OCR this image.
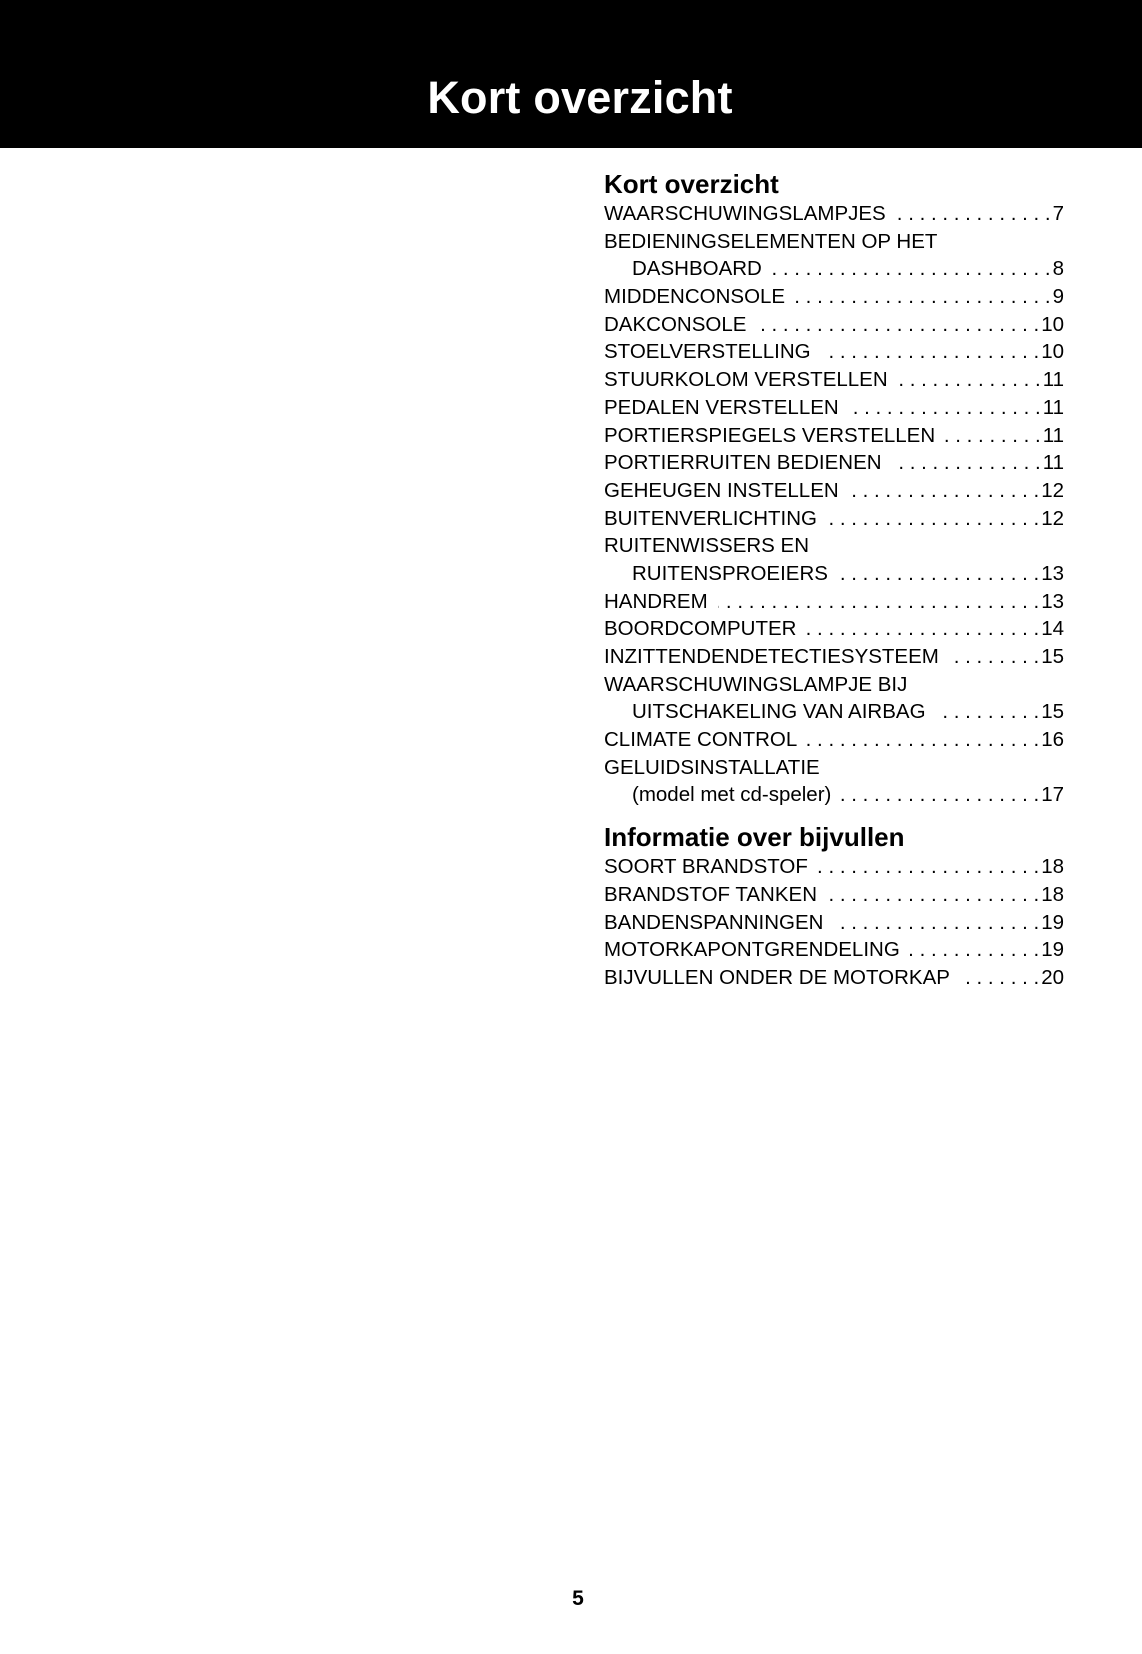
Kort overzicht
Kort overzicht
WAARSCHUWINGSLAMPJES . . .	7
BEDIENINGSELEMENTEN OP HET
DASHBOARD . . .	8
MIDDENCONSOLE . . .	9
DAKCONSOLE . . .	10
STOELVERSTELLING . . .	10
STUURKOLOM VERSTELLEN . . .	11
PEDALEN VERSTELLEN . . .	11
PORTIERSPIEGELS VERSTELLEN . . .	11
PORTIERRUITEN BEDIENEN . . .	11
GEHEUGEN INSTELLEN . . .	12
BUITENVERLICHTING . . .	12
RUITENWISSERS EN
RUITENSPROEIERS . . .	13
HANDREM . . .	13
BOORDCOMPUTER . . .	14
INZITTENDENDETECTIESYSTEEM . . .	15
WAARSCHUWINGSLAMPJE BIJ
UITSCHAKELING VAN AIRBAG . . .	15
CLIMATE CONTROL . . .	16
GELUIDSINSTALLATIE
(model met cd-speler) . . .	17
Informatie over bijvullen
SOORT BRANDSTOF . . .	18
BRANDSTOF TANKEN . . .	18
BANDENSPANNINGEN . . .	19
MOTORKAPONTGRENDELING . . .	19
BIJVULLEN ONDER DE MOTORKAP . . .	20
5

-------

THE PROBLEM
Can you retype every record above exactly, leaving out the pictures?

RESPONSE TO THIS TASK
OCR this image.
Kort overzicht
Kort overzicht
WAARSCHUWINGSLAMPJES . . .	7
BEDIENINGSELEMENTEN OP HET
DASHBOARD . . .	8
MIDDENCONSOLE . . .	9
DAKCONSOLE . . .	10
STOELVERSTELLING . . .	10
STUURKOLOM VERSTELLEN . . .	11
PEDALEN VERSTELLEN . . .	11
PORTIERSPIEGELS VERSTELLEN . . .	11
PORTIERRUITEN BEDIENEN . . .	11
GEHEUGEN INSTELLEN . . .	12
BUITENVERLICHTING . . .	12
RUITENWISSERS EN
RUITENSPROEIERS . . .	13
HANDREM . . .	13
BOORDCOMPUTER . . .	14
INZITTENDENDETECTIESYSTEEM . . .	15
WAARSCHUWINGSLAMPJE BIJ
UITSCHAKELING VAN AIRBAG . . .	15
CLIMATE CONTROL . . .	16
GELUIDSINSTALLATIE
(model met cd-speler) . . .	17
Informatie over bijvullen
SOORT BRANDSTOF . . .	18
BRANDSTOF TANKEN . . .	18
BANDENSPANNINGEN . . .	19
MOTORKAPONTGRENDELING . . .	19
BIJVULLEN ONDER DE MOTORKAP . . .	20
5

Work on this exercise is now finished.